INPUT:
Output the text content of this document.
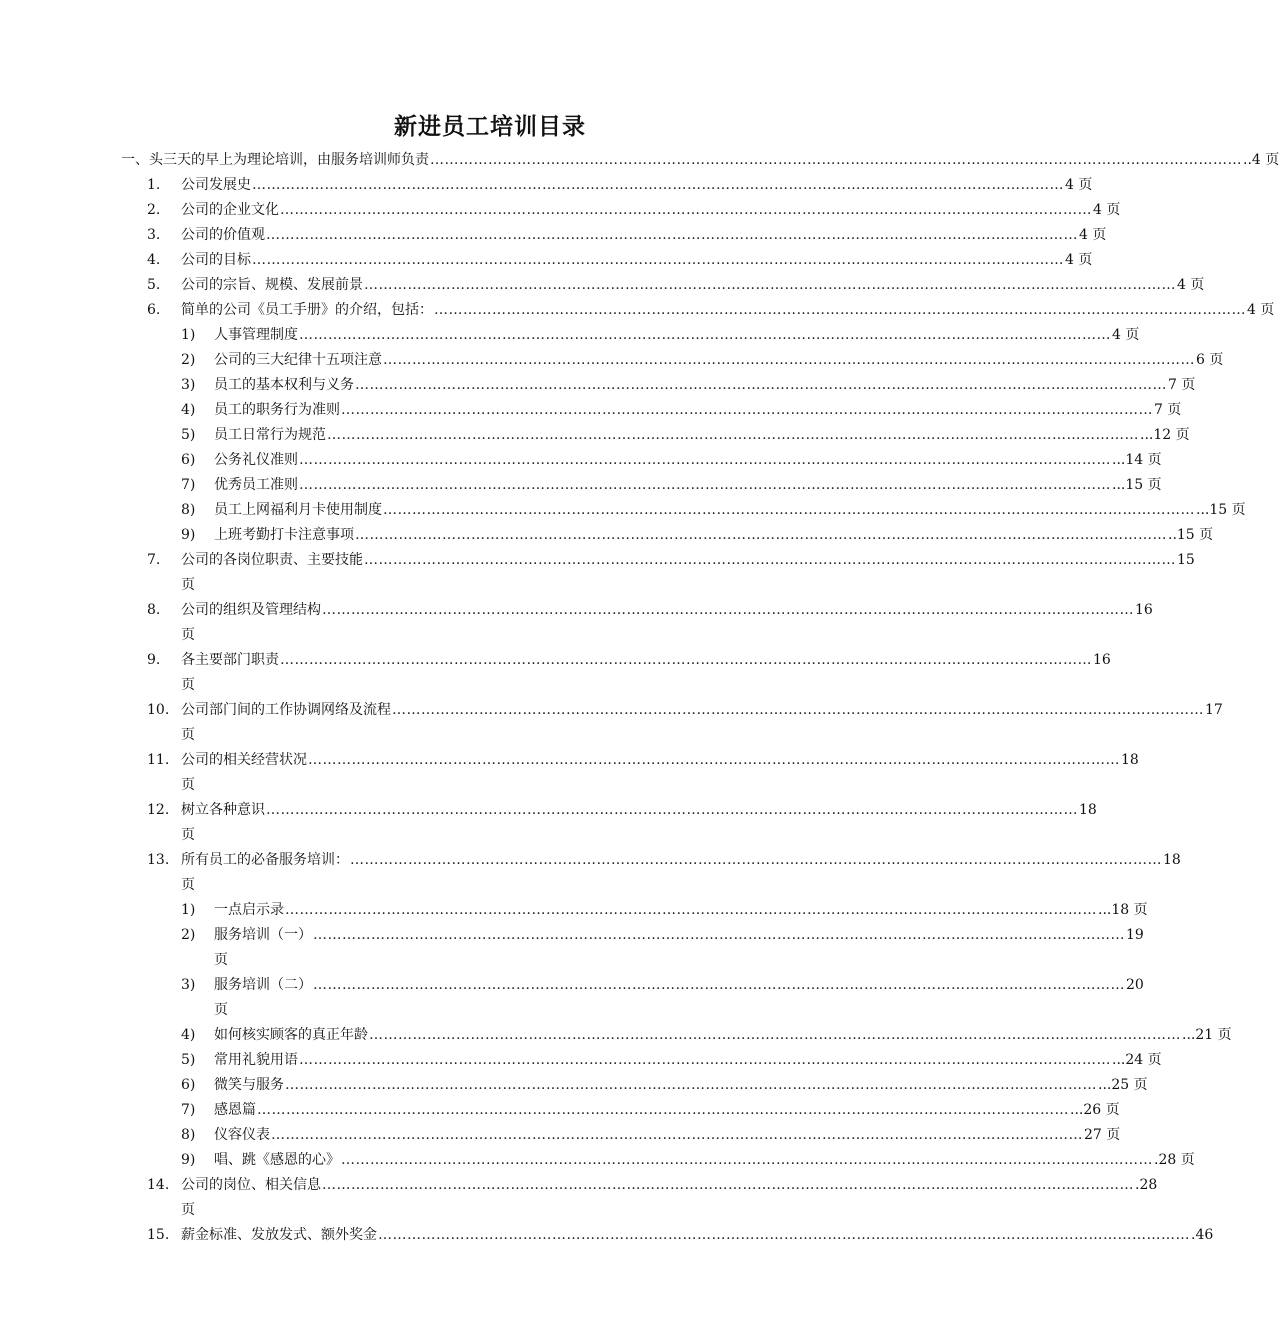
新进员工培训目录
一、头三天的早上为理论培训，由服务培训师负责 …………………………………………………………………………………………………………………………………………………… ..4 页
1. 公司发展史 …………………………………………………………………………………………………………………………………………………… 4 页
2. 公司的企业文化 …………………………………………………………………………………………………………………………………………………… 4 页
3. 公司的价值观 …………………………………………………………………………………………………………………………………………………… 4 页
4. 公司的目标 …………………………………………………………………………………………………………………………………………………… 4 页
5. 公司的宗旨、规模、发展前景 …………………………………………………………………………………………………………………………………………………… 4 页
6. 简单的公司《员工手册》的介绍，包括： …………………………………………………………………………………………………………………………………………………… 4 页
1) 人事管理制度 …………………………………………………………………………………………………………………………………………………… 4 页
2) 公司的三大纪律十五项注意 …………………………………………………………………………………………………………………………………………………… 6 页
3) 员工的基本权利与义务 …………………………………………………………………………………………………………………………………………………… 7 页
4) 员工的职务行为准则 …………………………………………………………………………………………………………………………………………………… 7 页
5) 员工日常行为规范 …………………………………………………………………………………………………………………………………………………… ...12 页
6) 公务礼仪准则 …………………………………………………………………………………………………………………………………………………… ...14 页
7) 优秀员工准则 …………………………………………………………………………………………………………………………………………………… ...15 页
8) 员工上网福利月卡使用制度 …………………………………………………………………………………………………………………………………………………… ...15 页
9) 上班考勤打卡注意事项 …………………………………………………………………………………………………………………………………………………… ..15 页
7. 公司的各岗位职责、主要技能 …………………………………………………………………………………………………………………………………………………… 15
页
8. 公司的组织及管理结构 …………………………………………………………………………………………………………………………………………………… 16
页
9. 各主要部门职责 …………………………………………………………………………………………………………………………………………………… 16
页
10. 公司部门间的工作协调网络及流程 …………………………………………………………………………………………………………………………………………………… 17
页
11. 公司的相关经营状况 …………………………………………………………………………………………………………………………………………………… 18
页
12. 树立各种意识 …………………………………………………………………………………………………………………………………………………… 18
页
13. 所有员工的必备服务培训： …………………………………………………………………………………………………………………………………………………… 18
页
1) 一点启示录 …………………………………………………………………………………………………………………………………………………… ...18 页
2) 服务培训（一） …………………………………………………………………………………………………………………………………………………… 19
页
3) 服务培训（二） …………………………………………………………………………………………………………………………………………………… 20
页
4) 如何核实顾客的真正年龄 …………………………………………………………………………………………………………………………………………………… ...21 页
5) 常用礼貌用语 …………………………………………………………………………………………………………………………………………………… ...24 页
6) 微笑与服务 …………………………………………………………………………………………………………………………………………………… ...25 页
7) 感恩篇 …………………………………………………………………………………………………………………………………………………… ...26 页
8) 仪容仪表 …………………………………………………………………………………………………………………………………………………… 27 页
9) 唱、跳《感恩的心》 …………………………………………………………………………………………………………………………………………………… .28 页
14. 公司的岗位、相关信息 …………………………………………………………………………………………………………………………………………………… .28
页
15. 薪金标准、发放发式、额外奖金 …………………………………………………………………………………………………………………………………………………… .46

REQUIREMENT: Quote the preceding listing precisely and completely, omitting its images.

RESULT:
Output the text content of this document.
新进员工培训目录
一、头三天的早上为理论培训，由服务培训师负责 …………………………………………………………………………………………………………………………………………………… ..4 页
1. 公司发展史 …………………………………………………………………………………………………………………………………………………… 4 页
2. 公司的企业文化 …………………………………………………………………………………………………………………………………………………… 4 页
3. 公司的价值观 …………………………………………………………………………………………………………………………………………………… 4 页
4. 公司的目标 …………………………………………………………………………………………………………………………………………………… 4 页
5. 公司的宗旨、规模、发展前景 …………………………………………………………………………………………………………………………………………………… 4 页
6. 简单的公司《员工手册》的介绍，包括： …………………………………………………………………………………………………………………………………………………… 4 页
1) 人事管理制度 …………………………………………………………………………………………………………………………………………………… 4 页
2) 公司的三大纪律十五项注意 …………………………………………………………………………………………………………………………………………………… 6 页
3) 员工的基本权利与义务 …………………………………………………………………………………………………………………………………………………… 7 页
4) 员工的职务行为准则 …………………………………………………………………………………………………………………………………………………… 7 页
5) 员工日常行为规范 …………………………………………………………………………………………………………………………………………………… ...12 页
6) 公务礼仪准则 …………………………………………………………………………………………………………………………………………………… ...14 页
7) 优秀员工准则 …………………………………………………………………………………………………………………………………………………… ...15 页
8) 员工上网福利月卡使用制度 …………………………………………………………………………………………………………………………………………………… ...15 页
9) 上班考勤打卡注意事项 …………………………………………………………………………………………………………………………………………………… ..15 页
7. 公司的各岗位职责、主要技能 …………………………………………………………………………………………………………………………………………………… 15
页
8. 公司的组织及管理结构 …………………………………………………………………………………………………………………………………………………… 16
页
9. 各主要部门职责 …………………………………………………………………………………………………………………………………………………… 16
页
10. 公司部门间的工作协调网络及流程 …………………………………………………………………………………………………………………………………………………… 17
页
11. 公司的相关经营状况 …………………………………………………………………………………………………………………………………………………… 18
页
12. 树立各种意识 …………………………………………………………………………………………………………………………………………………… 18
页
13. 所有员工的必备服务培训： …………………………………………………………………………………………………………………………………………………… 18
页
1) 一点启示录 …………………………………………………………………………………………………………………………………………………… ...18 页
2) 服务培训（一） …………………………………………………………………………………………………………………………………………………… 19
页
3) 服务培训（二） …………………………………………………………………………………………………………………………………………………… 20
页
4) 如何核实顾客的真正年龄 …………………………………………………………………………………………………………………………………………………… ...21 页
5) 常用礼貌用语 …………………………………………………………………………………………………………………………………………………… ...24 页
6) 微笑与服务 …………………………………………………………………………………………………………………………………………………… ...25 页
7) 感恩篇 …………………………………………………………………………………………………………………………………………………… ...26 页
8) 仪容仪表 …………………………………………………………………………………………………………………………………………………… 27 页
9) 唱、跳《感恩的心》 …………………………………………………………………………………………………………………………………………………… .28 页
14. 公司的岗位、相关信息 …………………………………………………………………………………………………………………………………………………… .28
页
15. 薪金标准、发放发式、额外奖金 …………………………………………………………………………………………………………………………………………………… .46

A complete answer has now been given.